> **EXERCISE**
Go through the listing and copy every line word for word.

(Excerpts from a figure dataset)
::::

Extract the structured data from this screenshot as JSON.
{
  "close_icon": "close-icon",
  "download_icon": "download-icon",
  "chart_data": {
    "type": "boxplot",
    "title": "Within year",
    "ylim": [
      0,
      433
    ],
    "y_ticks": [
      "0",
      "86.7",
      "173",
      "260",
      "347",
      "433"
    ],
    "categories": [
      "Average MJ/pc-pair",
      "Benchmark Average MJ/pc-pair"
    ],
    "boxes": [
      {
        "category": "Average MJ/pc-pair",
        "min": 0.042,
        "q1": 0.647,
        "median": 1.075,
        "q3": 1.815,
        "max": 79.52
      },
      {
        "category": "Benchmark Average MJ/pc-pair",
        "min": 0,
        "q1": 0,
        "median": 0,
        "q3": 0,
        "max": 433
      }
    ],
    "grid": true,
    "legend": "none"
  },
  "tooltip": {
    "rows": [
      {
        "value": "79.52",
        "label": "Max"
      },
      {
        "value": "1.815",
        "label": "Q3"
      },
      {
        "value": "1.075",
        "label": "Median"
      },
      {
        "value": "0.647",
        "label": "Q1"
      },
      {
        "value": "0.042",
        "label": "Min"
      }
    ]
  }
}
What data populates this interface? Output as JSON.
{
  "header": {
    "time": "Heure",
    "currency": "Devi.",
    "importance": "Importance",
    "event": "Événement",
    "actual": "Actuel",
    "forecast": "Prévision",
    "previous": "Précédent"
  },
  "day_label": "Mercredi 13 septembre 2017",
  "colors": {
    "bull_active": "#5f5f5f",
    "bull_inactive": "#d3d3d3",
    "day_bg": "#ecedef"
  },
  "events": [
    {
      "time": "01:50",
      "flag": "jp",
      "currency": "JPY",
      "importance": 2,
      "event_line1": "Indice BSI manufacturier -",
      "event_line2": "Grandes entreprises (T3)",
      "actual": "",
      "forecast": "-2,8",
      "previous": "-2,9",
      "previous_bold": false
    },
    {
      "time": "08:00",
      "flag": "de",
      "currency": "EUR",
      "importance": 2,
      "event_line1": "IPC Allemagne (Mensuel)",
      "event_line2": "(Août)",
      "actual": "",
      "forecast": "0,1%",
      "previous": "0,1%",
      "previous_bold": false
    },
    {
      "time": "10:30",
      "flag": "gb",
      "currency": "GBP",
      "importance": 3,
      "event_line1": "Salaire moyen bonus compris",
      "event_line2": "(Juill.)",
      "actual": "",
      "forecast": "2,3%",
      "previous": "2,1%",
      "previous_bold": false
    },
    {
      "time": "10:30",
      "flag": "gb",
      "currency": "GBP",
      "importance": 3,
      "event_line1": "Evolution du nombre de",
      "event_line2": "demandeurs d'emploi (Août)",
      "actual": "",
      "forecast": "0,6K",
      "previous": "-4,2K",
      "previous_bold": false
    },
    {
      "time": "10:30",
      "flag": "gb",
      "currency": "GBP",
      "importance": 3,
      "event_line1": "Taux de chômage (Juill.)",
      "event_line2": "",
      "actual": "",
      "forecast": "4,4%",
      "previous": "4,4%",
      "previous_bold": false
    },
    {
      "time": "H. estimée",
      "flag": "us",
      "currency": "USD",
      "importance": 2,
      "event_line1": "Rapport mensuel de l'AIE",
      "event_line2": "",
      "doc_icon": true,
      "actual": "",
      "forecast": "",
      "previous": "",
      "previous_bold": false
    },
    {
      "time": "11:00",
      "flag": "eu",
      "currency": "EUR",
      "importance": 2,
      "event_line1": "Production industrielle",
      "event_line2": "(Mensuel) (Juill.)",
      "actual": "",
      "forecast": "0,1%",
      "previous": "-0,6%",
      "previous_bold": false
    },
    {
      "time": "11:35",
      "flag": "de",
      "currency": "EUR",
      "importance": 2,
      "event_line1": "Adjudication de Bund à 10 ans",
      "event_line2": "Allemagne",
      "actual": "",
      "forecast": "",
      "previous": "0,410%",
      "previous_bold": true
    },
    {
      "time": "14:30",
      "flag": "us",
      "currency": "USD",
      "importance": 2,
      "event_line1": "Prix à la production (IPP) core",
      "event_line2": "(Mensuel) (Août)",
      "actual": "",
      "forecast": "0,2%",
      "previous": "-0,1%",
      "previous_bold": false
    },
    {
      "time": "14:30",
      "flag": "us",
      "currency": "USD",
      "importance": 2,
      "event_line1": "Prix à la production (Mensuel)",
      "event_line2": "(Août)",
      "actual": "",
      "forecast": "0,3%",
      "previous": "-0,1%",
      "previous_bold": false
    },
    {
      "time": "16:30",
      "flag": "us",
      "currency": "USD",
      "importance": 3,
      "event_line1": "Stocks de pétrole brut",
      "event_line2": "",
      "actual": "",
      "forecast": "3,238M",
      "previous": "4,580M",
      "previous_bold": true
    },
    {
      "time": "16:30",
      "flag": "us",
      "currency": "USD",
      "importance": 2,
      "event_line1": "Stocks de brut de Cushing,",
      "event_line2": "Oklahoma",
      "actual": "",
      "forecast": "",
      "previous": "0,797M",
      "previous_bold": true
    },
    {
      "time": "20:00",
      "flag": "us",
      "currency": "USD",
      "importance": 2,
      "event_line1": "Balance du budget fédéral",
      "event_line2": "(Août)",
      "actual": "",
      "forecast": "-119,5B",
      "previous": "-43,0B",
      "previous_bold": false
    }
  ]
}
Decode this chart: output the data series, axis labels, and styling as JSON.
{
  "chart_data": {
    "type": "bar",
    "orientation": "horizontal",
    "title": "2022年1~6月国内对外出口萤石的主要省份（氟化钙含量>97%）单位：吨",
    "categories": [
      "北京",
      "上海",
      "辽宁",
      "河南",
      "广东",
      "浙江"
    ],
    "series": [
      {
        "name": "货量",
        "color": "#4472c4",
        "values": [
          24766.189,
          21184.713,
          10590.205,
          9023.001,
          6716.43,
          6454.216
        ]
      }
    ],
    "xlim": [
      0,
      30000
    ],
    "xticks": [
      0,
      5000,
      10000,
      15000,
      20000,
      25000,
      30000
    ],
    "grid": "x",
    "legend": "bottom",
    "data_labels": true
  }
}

::::

> **RESULT OF THIS EXERCISE**
Extract the structured data from this screenshot as JSON.
{
  "close_icon": "close-icon",
  "download_icon": "download-icon",
  "chart_data": {
    "type": "boxplot",
    "title": "Within year",
    "ylim": [
      0,
      433
    ],
    "y_ticks": [
      "0",
      "86.7",
      "173",
      "260",
      "347",
      "433"
    ],
    "categories": [
      "Average MJ/pc-pair",
      "Benchmark Average MJ/pc-pair"
    ],
    "boxes": [
      {
        "category": "Average MJ/pc-pair",
        "min": 0.042,
        "q1": 0.647,
        "median": 1.075,
        "q3": 1.815,
        "max": 79.52
      },
      {
        "category": "Benchmark Average MJ/pc-pair",
        "min": 0,
        "q1": 0,
        "median": 0,
        "q3": 0,
        "max": 433
      }
    ],
    "grid": true,
    "legend": "none"
  },
  "tooltip": {
    "rows": [
      {
        "value": "79.52",
        "label": "Max"
      },
      {
        "value": "1.815",
        "label": "Q3"
      },
      {
        "value": "1.075",
        "label": "Median"
      },
      {
        "value": "0.647",
        "label": "Q1"
      },
      {
        "value": "0.042",
        "label": "Min"
      }
    ]
  }
}
What data populates this interface? Output as JSON.
{
  "header": {
    "time": "Heure",
    "currency": "Devi.",
    "importance": "Importance",
    "event": "Événement",
    "actual": "Actuel",
    "forecast": "Prévision",
    "previous": "Précédent"
  },
  "day_label": "Mercredi 13 septembre 2017",
  "colors": {
    "bull_active": "#5f5f5f",
    "bull_inactive": "#d3d3d3",
    "day_bg": "#ecedef"
  },
  "events": [
    {
      "time": "01:50",
      "flag": "jp",
      "currency": "JPY",
      "importance": 2,
      "event_line1": "Indice BSI manufacturier -",
      "event_line2": "Grandes entreprises (T3)",
      "actual": "",
      "forecast": "-2,8",
      "previous": "-2,9",
      "previous_bold": false
    },
    {
      "time": "08:00",
      "flag": "de",
      "currency": "EUR",
      "importance": 2,
      "event_line1": "IPC Allemagne (Mensuel)",
      "event_line2": "(Août)",
      "actual": "",
      "forecast": "0,1%",
      "previous": "0,1%",
      "previous_bold": false
    },
    {
      "time": "10:30",
      "flag": "gb",
      "currency": "GBP",
      "importance": 3,
      "event_line1": "Salaire moyen bonus compris",
      "event_line2": "(Juill.)",
      "actual": "",
      "forecast": "2,3%",
      "previous": "2,1%",
      "previous_bold": false
    },
    {
      "time": "10:30",
      "flag": "gb",
      "currency": "GBP",
      "importance": 3,
      "event_line1": "Evolution du nombre de",
      "event_line2": "demandeurs d'emploi (Août)",
      "actual": "",
      "forecast": "0,6K",
      "previous": "-4,2K",
      "previous_bold": false
    },
    {
      "time": "10:30",
      "flag": "gb",
      "currency": "GBP",
      "importance": 3,
      "event_line1": "Taux de chômage (Juill.)",
      "event_line2": "",
      "actual": "",
      "forecast": "4,4%",
      "previous": "4,4%",
      "previous_bold": false
    },
    {
      "time": "H. estimée",
      "flag": "us",
      "currency": "USD",
      "importance": 2,
      "event_line1": "Rapport mensuel de l'AIE",
      "event_line2": "",
      "doc_icon": true,
      "actual": "",
      "forecast": "",
      "previous": "",
      "previous_bold": false
    },
    {
      "time": "11:00",
      "flag": "eu",
      "currency": "EUR",
      "importance": 2,
      "event_line1": "Production industrielle",
      "event_line2": "(Mensuel) (Juill.)",
      "actual": "",
      "forecast": "0,1%",
      "previous": "-0,6%",
      "previous_bold": false
    },
    {
      "time": "11:35",
      "flag": "de",
      "currency": "EUR",
      "importance": 2,
      "event_line1": "Adjudication de Bund à 10 ans",
      "event_line2": "Allemagne",
      "actual": "",
      "forecast": "",
      "previous": "0,410%",
      "previous_bold": true
    },
    {
      "time": "14:30",
      "flag": "us",
      "currency": "USD",
      "importance": 2,
      "event_line1": "Prix à la production (IPP) core",
      "event_line2": "(Mensuel) (Août)",
      "actual": "",
      "forecast": "0,2%",
      "previous": "-0,1%",
      "previous_bold": false
    },
    {
      "time": "14:30",
      "flag": "us",
      "currency": "USD",
      "importance": 2,
      "event_line1": "Prix à la production (Mensuel)",
      "event_line2": "(Août)",
      "actual": "",
      "forecast": "0,3%",
      "previous": "-0,1%",
      "previous_bold": false
    },
    {
      "time": "16:30",
      "flag": "us",
      "currency": "USD",
      "importance": 3,
      "event_line1": "Stocks de pétrole brut",
      "event_line2": "",
      "actual": "",
      "forecast": "3,238M",
      "previous": "4,580M",
      "previous_bold": true
    },
    {
      "time": "16:30",
      "flag": "us",
      "currency": "USD",
      "importance": 2,
      "event_line1": "Stocks de brut de Cushing,",
      "event_line2": "Oklahoma",
      "actual": "",
      "forecast": "",
      "previous": "0,797M",
      "previous_bold": true
    },
    {
      "time": "20:00",
      "flag": "us",
      "currency": "USD",
      "importance": 2,
      "event_line1": "Balance du budget fédéral",
      "event_line2": "(Août)",
      "actual": "",
      "forecast": "-119,5B",
      "previous": "-43,0B",
      "previous_bold": false
    }
  ]
}
Decode this chart: output the data series, axis labels, and styling as JSON.
{
  "chart_data": {
    "type": "bar",
    "orientation": "horizontal",
    "title": "2022年1~6月国内对外出口萤石的主要省份（氟化钙含量>97%）单位：吨",
    "categories": [
      "北京",
      "上海",
      "辽宁",
      "河南",
      "广东",
      "浙江"
    ],
    "series": [
      {
        "name": "货量",
        "color": "#4472c4",
        "values": [
          24766.189,
          21184.713,
          10590.205,
          9023.001,
          6716.43,
          6454.216
        ]
      }
    ],
    "xlim": [
      0,
      30000
    ],
    "xticks": [
      0,
      5000,
      10000,
      15000,
      20000,
      25000,
      30000
    ],
    "grid": "x",
    "legend": "bottom",
    "data_labels": true
  }
}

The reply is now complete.